── Source data ──
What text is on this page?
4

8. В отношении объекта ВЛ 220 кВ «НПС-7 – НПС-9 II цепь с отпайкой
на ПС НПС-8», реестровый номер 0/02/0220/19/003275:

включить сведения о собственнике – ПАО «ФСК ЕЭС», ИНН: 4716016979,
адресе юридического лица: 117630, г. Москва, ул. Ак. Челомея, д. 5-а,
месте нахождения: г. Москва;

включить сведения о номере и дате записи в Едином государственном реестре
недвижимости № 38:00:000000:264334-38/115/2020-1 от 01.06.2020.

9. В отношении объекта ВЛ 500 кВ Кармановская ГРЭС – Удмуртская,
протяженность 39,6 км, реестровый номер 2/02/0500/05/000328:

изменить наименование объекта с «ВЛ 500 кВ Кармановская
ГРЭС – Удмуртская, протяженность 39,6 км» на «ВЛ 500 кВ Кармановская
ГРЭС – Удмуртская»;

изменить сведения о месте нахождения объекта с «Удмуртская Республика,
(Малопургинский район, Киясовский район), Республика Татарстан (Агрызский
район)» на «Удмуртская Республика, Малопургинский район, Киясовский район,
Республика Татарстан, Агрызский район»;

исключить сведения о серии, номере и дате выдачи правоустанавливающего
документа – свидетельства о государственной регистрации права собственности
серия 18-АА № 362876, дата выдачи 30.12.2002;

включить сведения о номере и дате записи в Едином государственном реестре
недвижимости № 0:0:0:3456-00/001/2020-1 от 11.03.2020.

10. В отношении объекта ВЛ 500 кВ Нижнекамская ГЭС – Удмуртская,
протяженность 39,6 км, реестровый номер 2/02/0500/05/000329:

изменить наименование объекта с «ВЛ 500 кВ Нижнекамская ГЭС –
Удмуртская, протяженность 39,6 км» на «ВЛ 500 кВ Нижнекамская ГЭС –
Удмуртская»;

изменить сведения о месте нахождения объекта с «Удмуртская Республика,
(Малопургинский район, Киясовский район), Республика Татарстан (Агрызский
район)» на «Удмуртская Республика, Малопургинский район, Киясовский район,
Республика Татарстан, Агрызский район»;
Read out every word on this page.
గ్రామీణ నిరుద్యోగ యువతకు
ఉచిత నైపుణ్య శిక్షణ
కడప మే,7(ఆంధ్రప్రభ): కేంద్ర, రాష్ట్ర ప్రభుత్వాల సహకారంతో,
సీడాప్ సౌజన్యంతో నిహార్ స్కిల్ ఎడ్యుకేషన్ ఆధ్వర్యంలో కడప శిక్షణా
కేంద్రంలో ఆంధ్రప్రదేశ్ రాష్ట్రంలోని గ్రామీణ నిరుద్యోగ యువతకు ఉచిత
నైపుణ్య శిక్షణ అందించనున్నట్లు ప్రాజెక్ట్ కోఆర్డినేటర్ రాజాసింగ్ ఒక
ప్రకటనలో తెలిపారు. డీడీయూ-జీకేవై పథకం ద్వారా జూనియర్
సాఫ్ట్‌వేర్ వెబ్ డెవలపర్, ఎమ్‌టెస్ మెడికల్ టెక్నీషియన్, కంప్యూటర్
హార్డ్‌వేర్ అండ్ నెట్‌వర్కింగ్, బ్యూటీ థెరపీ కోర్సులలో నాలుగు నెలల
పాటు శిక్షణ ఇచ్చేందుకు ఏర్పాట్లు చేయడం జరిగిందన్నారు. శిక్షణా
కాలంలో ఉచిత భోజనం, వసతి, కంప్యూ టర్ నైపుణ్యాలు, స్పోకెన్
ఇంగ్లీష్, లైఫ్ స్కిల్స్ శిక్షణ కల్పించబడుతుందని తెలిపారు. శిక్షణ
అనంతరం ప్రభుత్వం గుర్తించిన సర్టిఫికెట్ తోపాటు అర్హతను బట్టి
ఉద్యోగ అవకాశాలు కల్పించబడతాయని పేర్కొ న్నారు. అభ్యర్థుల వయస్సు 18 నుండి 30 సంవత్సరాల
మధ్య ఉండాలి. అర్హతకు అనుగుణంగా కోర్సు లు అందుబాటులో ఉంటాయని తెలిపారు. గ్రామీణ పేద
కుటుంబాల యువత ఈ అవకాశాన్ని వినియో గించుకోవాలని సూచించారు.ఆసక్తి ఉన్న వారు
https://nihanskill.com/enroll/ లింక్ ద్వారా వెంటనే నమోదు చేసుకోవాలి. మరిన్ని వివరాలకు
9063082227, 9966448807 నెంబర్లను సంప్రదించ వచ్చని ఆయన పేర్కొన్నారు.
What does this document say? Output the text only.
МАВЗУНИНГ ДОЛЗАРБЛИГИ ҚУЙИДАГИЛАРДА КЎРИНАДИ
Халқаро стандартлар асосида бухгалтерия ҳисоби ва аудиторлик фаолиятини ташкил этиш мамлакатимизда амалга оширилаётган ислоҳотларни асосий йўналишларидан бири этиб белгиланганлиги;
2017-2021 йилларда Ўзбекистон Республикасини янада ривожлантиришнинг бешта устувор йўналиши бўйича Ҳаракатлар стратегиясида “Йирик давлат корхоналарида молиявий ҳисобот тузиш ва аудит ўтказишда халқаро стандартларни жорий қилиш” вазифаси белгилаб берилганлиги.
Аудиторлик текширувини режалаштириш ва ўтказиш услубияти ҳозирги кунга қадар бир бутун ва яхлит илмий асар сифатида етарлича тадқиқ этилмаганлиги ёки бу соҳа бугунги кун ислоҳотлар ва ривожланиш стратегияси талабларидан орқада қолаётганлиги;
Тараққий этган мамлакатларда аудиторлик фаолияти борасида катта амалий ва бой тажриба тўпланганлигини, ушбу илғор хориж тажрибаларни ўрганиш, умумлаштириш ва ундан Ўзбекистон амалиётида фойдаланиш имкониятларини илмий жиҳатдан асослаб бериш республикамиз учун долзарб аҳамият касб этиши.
───
* [Requirement] What is the number of lines in the records above that include the word "изменить"? Reply with that number and nothing more.

* [Solution to this exercise] 4